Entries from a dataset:
◇ ◇ ◇
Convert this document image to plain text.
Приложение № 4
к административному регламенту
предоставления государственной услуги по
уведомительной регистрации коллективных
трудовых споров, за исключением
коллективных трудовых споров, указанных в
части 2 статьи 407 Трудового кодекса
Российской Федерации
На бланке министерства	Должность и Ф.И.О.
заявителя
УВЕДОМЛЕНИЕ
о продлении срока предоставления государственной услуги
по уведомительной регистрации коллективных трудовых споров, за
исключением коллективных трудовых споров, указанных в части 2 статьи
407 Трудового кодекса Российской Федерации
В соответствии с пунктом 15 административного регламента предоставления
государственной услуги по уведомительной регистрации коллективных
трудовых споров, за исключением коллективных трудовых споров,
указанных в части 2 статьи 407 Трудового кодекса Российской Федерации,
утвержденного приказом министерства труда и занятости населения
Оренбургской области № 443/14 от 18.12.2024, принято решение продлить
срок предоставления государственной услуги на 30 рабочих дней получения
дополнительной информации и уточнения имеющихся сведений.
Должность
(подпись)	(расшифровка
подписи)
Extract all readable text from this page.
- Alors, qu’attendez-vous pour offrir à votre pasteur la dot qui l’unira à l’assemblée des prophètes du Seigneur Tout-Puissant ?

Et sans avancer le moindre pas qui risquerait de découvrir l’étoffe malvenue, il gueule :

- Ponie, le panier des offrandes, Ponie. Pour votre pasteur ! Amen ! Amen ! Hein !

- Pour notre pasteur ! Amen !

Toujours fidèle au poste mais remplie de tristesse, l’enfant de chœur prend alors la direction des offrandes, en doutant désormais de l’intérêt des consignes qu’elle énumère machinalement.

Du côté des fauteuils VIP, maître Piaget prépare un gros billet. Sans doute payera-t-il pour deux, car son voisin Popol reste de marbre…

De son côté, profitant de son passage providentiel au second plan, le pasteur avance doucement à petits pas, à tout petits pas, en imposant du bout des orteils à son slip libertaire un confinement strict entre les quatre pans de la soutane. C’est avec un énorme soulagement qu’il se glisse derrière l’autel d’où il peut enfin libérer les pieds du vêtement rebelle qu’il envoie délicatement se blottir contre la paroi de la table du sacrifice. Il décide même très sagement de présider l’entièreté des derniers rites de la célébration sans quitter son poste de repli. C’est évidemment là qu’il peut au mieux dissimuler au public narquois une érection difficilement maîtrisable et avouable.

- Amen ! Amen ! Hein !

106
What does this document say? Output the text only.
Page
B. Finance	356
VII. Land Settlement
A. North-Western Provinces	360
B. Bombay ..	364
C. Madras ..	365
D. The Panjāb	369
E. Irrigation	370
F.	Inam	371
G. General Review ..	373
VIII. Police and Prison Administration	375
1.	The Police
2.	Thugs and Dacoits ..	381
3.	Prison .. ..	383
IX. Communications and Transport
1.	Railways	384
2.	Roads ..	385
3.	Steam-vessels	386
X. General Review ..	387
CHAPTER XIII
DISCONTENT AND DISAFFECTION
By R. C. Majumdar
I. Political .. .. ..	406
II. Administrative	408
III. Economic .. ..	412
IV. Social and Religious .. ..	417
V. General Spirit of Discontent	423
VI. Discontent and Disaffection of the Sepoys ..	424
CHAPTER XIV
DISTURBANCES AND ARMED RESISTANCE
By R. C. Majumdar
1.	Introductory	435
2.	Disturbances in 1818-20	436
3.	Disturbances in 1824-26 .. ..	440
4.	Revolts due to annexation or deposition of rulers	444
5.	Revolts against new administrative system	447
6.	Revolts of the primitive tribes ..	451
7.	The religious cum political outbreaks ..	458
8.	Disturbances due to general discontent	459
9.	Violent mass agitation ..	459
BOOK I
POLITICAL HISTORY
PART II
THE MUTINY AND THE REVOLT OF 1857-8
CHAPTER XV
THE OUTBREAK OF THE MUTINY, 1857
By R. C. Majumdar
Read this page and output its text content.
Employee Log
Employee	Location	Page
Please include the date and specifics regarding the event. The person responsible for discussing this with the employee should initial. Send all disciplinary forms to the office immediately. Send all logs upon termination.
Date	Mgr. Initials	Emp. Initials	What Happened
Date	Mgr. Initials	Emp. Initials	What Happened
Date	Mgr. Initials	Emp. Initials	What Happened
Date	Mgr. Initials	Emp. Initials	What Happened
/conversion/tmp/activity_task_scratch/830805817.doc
◇ ◇ ◇
▶ REQUEST: Your task is to reproduce the whole listing exactly.

▶ TASK RESULT:
Convert this document image to plain text.
Приложение № 4
к административному регламенту
предоставления государственной услуги по
уведомительной регистрации коллективных
трудовых споров, за исключением
коллективных трудовых споров, указанных в
части 2 статьи 407 Трудового кодекса
Российской Федерации
На бланке министерства	Должность и Ф.И.О.
заявителя
УВЕДОМЛЕНИЕ
о продлении срока предоставления государственной услуги
по уведомительной регистрации коллективных трудовых споров, за
исключением коллективных трудовых споров, указанных в части 2 статьи
407 Трудового кодекса Российской Федерации
В соответствии с пунктом 15 административного регламента предоставления
государственной услуги по уведомительной регистрации коллективных
трудовых споров, за исключением коллективных трудовых споров,
указанных в части 2 статьи 407 Трудового кодекса Российской Федерации,
утвержденного приказом министерства труда и занятости населения
Оренбургской области № 443/14 от 18.12.2024, принято решение продлить
срок предоставления государственной услуги на 30 рабочих дней получения
дополнительной информации и уточнения имеющихся сведений.
Должность
(подпись)	(расшифровка
подписи)
Extract all readable text from this page.
- Alors, qu’attendez-vous pour offrir à votre pasteur la dot qui l’unira à l’assemblée des prophètes du Seigneur Tout-Puissant ?

Et sans avancer le moindre pas qui risquerait de découvrir l’étoffe malvenue, il gueule :

- Ponie, le panier des offrandes, Ponie. Pour votre pasteur ! Amen ! Amen ! Hein !

- Pour notre pasteur ! Amen !

Toujours fidèle au poste mais remplie de tristesse, l’enfant de chœur prend alors la direction des offrandes, en doutant désormais de l’intérêt des consignes qu’elle énumère machinalement.

Du côté des fauteuils VIP, maître Piaget prépare un gros billet. Sans doute payera-t-il pour deux, car son voisin Popol reste de marbre…

De son côté, profitant de son passage providentiel au second plan, le pasteur avance doucement à petits pas, à tout petits pas, en imposant du bout des orteils à son slip libertaire un confinement strict entre les quatre pans de la soutane. C’est avec un énorme soulagement qu’il se glisse derrière l’autel d’où il peut enfin libérer les pieds du vêtement rebelle qu’il envoie délicatement se blottir contre la paroi de la table du sacrifice. Il décide même très sagement de présider l’entièreté des derniers rites de la célébration sans quitter son poste de repli. C’est évidemment là qu’il peut au mieux dissimuler au public narquois une érection difficilement maîtrisable et avouable.

- Amen ! Amen ! Hein !

106
What does this document say? Output the text only.
Page
B. Finance	356
VII. Land Settlement
A. North-Western Provinces	360
B. Bombay ..	364
C. Madras ..	365
D. The Panjāb	369
E. Irrigation	370
F.	Inam	371
G. General Review ..	373
VIII. Police and Prison Administration	375
1.	The Police
2.	Thugs and Dacoits ..	381
3.	Prison .. ..	383
IX. Communications and Transport
1.	Railways	384
2.	Roads ..	385
3.	Steam-vessels	386
X. General Review ..	387
CHAPTER XIII
DISCONTENT AND DISAFFECTION
By R. C. Majumdar
I. Political .. .. ..	406
II. Administrative	408
III. Economic .. ..	412
IV. Social and Religious .. ..	417
V. General Spirit of Discontent	423
VI. Discontent and Disaffection of the Sepoys ..	424
CHAPTER XIV
DISTURBANCES AND ARMED RESISTANCE
By R. C. Majumdar
1.	Introductory	435
2.	Disturbances in 1818-20	436
3.	Disturbances in 1824-26 .. ..	440
4.	Revolts due to annexation or deposition of rulers	444
5.	Revolts against new administrative system	447
6.	Revolts of the primitive tribes ..	451
7.	The religious cum political outbreaks ..	458
8.	Disturbances due to general discontent	459
9.	Violent mass agitation ..	459
BOOK I
POLITICAL HISTORY
PART II
THE MUTINY AND THE REVOLT OF 1857-8
CHAPTER XV
THE OUTBREAK OF THE MUTINY, 1857
By R. C. Majumdar
Read this page and output its text content.
Employee Log
Employee	Location	Page
Please include the date and specifics regarding the event. The person responsible for discussing this with the employee should initial. Send all disciplinary forms to the office immediately. Send all logs upon termination.
Date	Mgr. Initials	Emp. Initials	What Happened
Date	Mgr. Initials	Emp. Initials	What Happened
Date	Mgr. Initials	Emp. Initials	What Happened
Date	Mgr. Initials	Emp. Initials	What Happened
/conversion/tmp/activity_task_scratch/830805817.doc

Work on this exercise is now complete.